>> begin Data
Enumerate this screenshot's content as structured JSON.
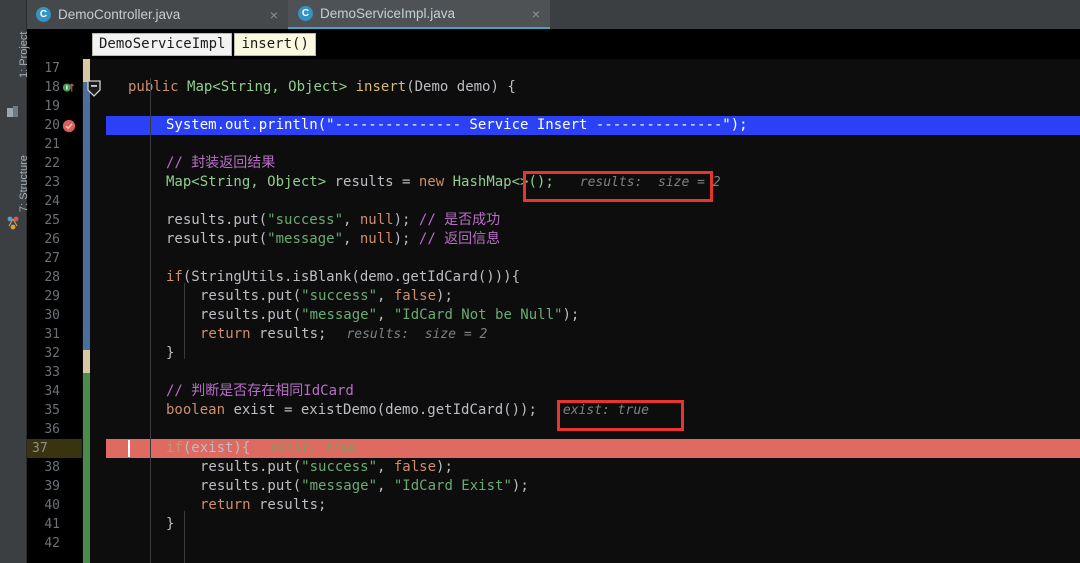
{
  "sidebar": {
    "items": [
      {
        "label": "1: Project",
        "icon": "project-icon"
      },
      {
        "label": "7: Structure",
        "icon": "structure-icon"
      }
    ]
  },
  "tabs": [
    {
      "label": "DemoController.java",
      "icon": "java-class-icon",
      "close": "×",
      "active": false
    },
    {
      "label": "DemoServiceImpl.java",
      "icon": "java-class-icon",
      "close": "×",
      "active": true
    }
  ],
  "breadcrumb": {
    "class_chip": "DemoServiceImpl",
    "method_chip": "insert()"
  },
  "editor": {
    "first_line": 17,
    "last_line": 42,
    "line_numbers": [
      "17",
      "18",
      "19",
      "20",
      "21",
      "22",
      "23",
      "24",
      "25",
      "26",
      "27",
      "28",
      "29",
      "30",
      "31",
      "32",
      "33",
      "34",
      "35",
      "36",
      "37",
      "38",
      "39",
      "40",
      "41",
      "42"
    ],
    "gutter_icons": [
      {
        "line": 18,
        "name": "implementing-method-icon"
      },
      {
        "line": 20,
        "name": "breakpoint-verified-icon"
      }
    ],
    "execution_line": 37,
    "selected_line": 20,
    "code": {
      "l18_kw": "public",
      "l18_type": "Map<String, Object>",
      "l18_fn": "insert",
      "l18_params": "(Demo demo) {",
      "l20_text": "System.out.println(\"--------------- Service Insert ---------------\");",
      "l22_comment": "// 封装返回结果",
      "l23_type": "Map<String, Object>",
      "l23_var": " results = ",
      "l23_new": "new",
      "l23_rest": " HashMap<>();",
      "l25_a": "results.put(",
      "l25_str": "\"success\"",
      "l25_b": ", ",
      "l25_null": "null",
      "l25_c": ");",
      "l25_comment": "// 是否成功",
      "l26_a": "results.put(",
      "l26_str": "\"message\"",
      "l26_b": ", ",
      "l26_null": "null",
      "l26_c": ");",
      "l26_comment": "// 返回信息",
      "l28_if": "if",
      "l28_rest": "(StringUtils.isBlank(demo.getIdCard())){",
      "l29_a": "results.put(",
      "l29_str": "\"success\"",
      "l29_b": ", ",
      "l29_kw": "false",
      "l29_c": ");",
      "l30_a": "results.put(",
      "l30_str1": "\"message\"",
      "l30_b": ", ",
      "l30_str2": "\"IdCard Not be Null\"",
      "l30_c": ");",
      "l31_kw": "return",
      "l31_rest": " results;",
      "l32_brace": "}",
      "l34_comment": "// 判断是否存在相同IdCard",
      "l35_kw": "boolean",
      "l35_rest": " exist = existDemo(demo.getIdCard());",
      "l37_if": "if",
      "l37_rest": "(exist){",
      "l38_a": "results.put(",
      "l38_str": "\"success\"",
      "l38_b": ", ",
      "l38_kw": "false",
      "l38_c": ");",
      "l39_a": "results.put(",
      "l39_str1": "\"message\"",
      "l39_b": ", ",
      "l39_str2": "\"IdCard Exist\"",
      "l39_c": ");",
      "l40_kw": "return",
      "l40_rest": " results;",
      "l41_brace": "}"
    },
    "inline_hints": [
      {
        "line": 23,
        "text": "results:  size = 2",
        "boxed": true
      },
      {
        "line": 31,
        "text": "results:  size = 2",
        "boxed": false
      },
      {
        "line": 35,
        "text": "exist: true",
        "boxed": true
      },
      {
        "line": 37,
        "text": "exist: true",
        "boxed": false
      }
    ],
    "change_stripe": [
      {
        "color": "#d9c9a3",
        "from_line": 17,
        "to_line": 17
      },
      {
        "color": "#4a6f9e",
        "from_line": 18,
        "to_line": 31
      },
      {
        "color": "#d9c9a3",
        "from_line": 32,
        "to_line": 32
      },
      {
        "color": "#4a8d4a",
        "from_line": 33,
        "to_line": 42
      }
    ]
  },
  "colors": {
    "editor_bg": "#0d0d0d",
    "selected_line_bg": "#2b41f5",
    "execution_line_bg": "#de6a62",
    "hint_box_border": "#e8342c",
    "accent_tab_underline": "#3ca6c4",
    "keyword": "#cf8e6d",
    "string": "#6aab73",
    "comment": "#b86ec6",
    "type": "#8fce8f",
    "method": "#d9b974"
  }
}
>> end Data
Work instructions:
Every entry must be written out exactly, with all pictures left out.

Answer to the exercise:
Enumerate this screenshot's content as structured JSON.
{
  "sidebar": {
    "items": [
      {
        "label": "1: Project",
        "icon": "project-icon"
      },
      {
        "label": "7: Structure",
        "icon": "structure-icon"
      }
    ]
  },
  "tabs": [
    {
      "label": "DemoController.java",
      "icon": "java-class-icon",
      "close": "×",
      "active": false
    },
    {
      "label": "DemoServiceImpl.java",
      "icon": "java-class-icon",
      "close": "×",
      "active": true
    }
  ],
  "breadcrumb": {
    "class_chip": "DemoServiceImpl",
    "method_chip": "insert()"
  },
  "editor": {
    "first_line": 17,
    "last_line": 42,
    "line_numbers": [
      "17",
      "18",
      "19",
      "20",
      "21",
      "22",
      "23",
      "24",
      "25",
      "26",
      "27",
      "28",
      "29",
      "30",
      "31",
      "32",
      "33",
      "34",
      "35",
      "36",
      "37",
      "38",
      "39",
      "40",
      "41",
      "42"
    ],
    "gutter_icons": [
      {
        "line": 18,
        "name": "implementing-method-icon"
      },
      {
        "line": 20,
        "name": "breakpoint-verified-icon"
      }
    ],
    "execution_line": 37,
    "selected_line": 20,
    "code": {
      "l18_kw": "public",
      "l18_type": "Map<String, Object>",
      "l18_fn": "insert",
      "l18_params": "(Demo demo) {",
      "l20_text": "System.out.println(\"--------------- Service Insert ---------------\");",
      "l22_comment": "// 封装返回结果",
      "l23_type": "Map<String, Object>",
      "l23_var": " results = ",
      "l23_new": "new",
      "l23_rest": " HashMap<>();",
      "l25_a": "results.put(",
      "l25_str": "\"success\"",
      "l25_b": ", ",
      "l25_null": "null",
      "l25_c": ");",
      "l25_comment": "// 是否成功",
      "l26_a": "results.put(",
      "l26_str": "\"message\"",
      "l26_b": ", ",
      "l26_null": "null",
      "l26_c": ");",
      "l26_comment": "// 返回信息",
      "l28_if": "if",
      "l28_rest": "(StringUtils.isBlank(demo.getIdCard())){",
      "l29_a": "results.put(",
      "l29_str": "\"success\"",
      "l29_b": ", ",
      "l29_kw": "false",
      "l29_c": ");",
      "l30_a": "results.put(",
      "l30_str1": "\"message\"",
      "l30_b": ", ",
      "l30_str2": "\"IdCard Not be Null\"",
      "l30_c": ");",
      "l31_kw": "return",
      "l31_rest": " results;",
      "l32_brace": "}",
      "l34_comment": "// 判断是否存在相同IdCard",
      "l35_kw": "boolean",
      "l35_rest": " exist = existDemo(demo.getIdCard());",
      "l37_if": "if",
      "l37_rest": "(exist){",
      "l38_a": "results.put(",
      "l38_str": "\"success\"",
      "l38_b": ", ",
      "l38_kw": "false",
      "l38_c": ");",
      "l39_a": "results.put(",
      "l39_str1": "\"message\"",
      "l39_b": ", ",
      "l39_str2": "\"IdCard Exist\"",
      "l39_c": ");",
      "l40_kw": "return",
      "l40_rest": " results;",
      "l41_brace": "}"
    },
    "inline_hints": [
      {
        "line": 23,
        "text": "results:  size = 2",
        "boxed": true
      },
      {
        "line": 31,
        "text": "results:  size = 2",
        "boxed": false
      },
      {
        "line": 35,
        "text": "exist: true",
        "boxed": true
      },
      {
        "line": 37,
        "text": "exist: true",
        "boxed": false
      }
    ],
    "change_stripe": [
      {
        "color": "#d9c9a3",
        "from_line": 17,
        "to_line": 17
      },
      {
        "color": "#4a6f9e",
        "from_line": 18,
        "to_line": 31
      },
      {
        "color": "#d9c9a3",
        "from_line": 32,
        "to_line": 32
      },
      {
        "color": "#4a8d4a",
        "from_line": 33,
        "to_line": 42
      }
    ]
  },
  "colors": {
    "editor_bg": "#0d0d0d",
    "selected_line_bg": "#2b41f5",
    "execution_line_bg": "#de6a62",
    "hint_box_border": "#e8342c",
    "accent_tab_underline": "#3ca6c4",
    "keyword": "#cf8e6d",
    "string": "#6aab73",
    "comment": "#b86ec6",
    "type": "#8fce8f",
    "method": "#d9b974"
  }
}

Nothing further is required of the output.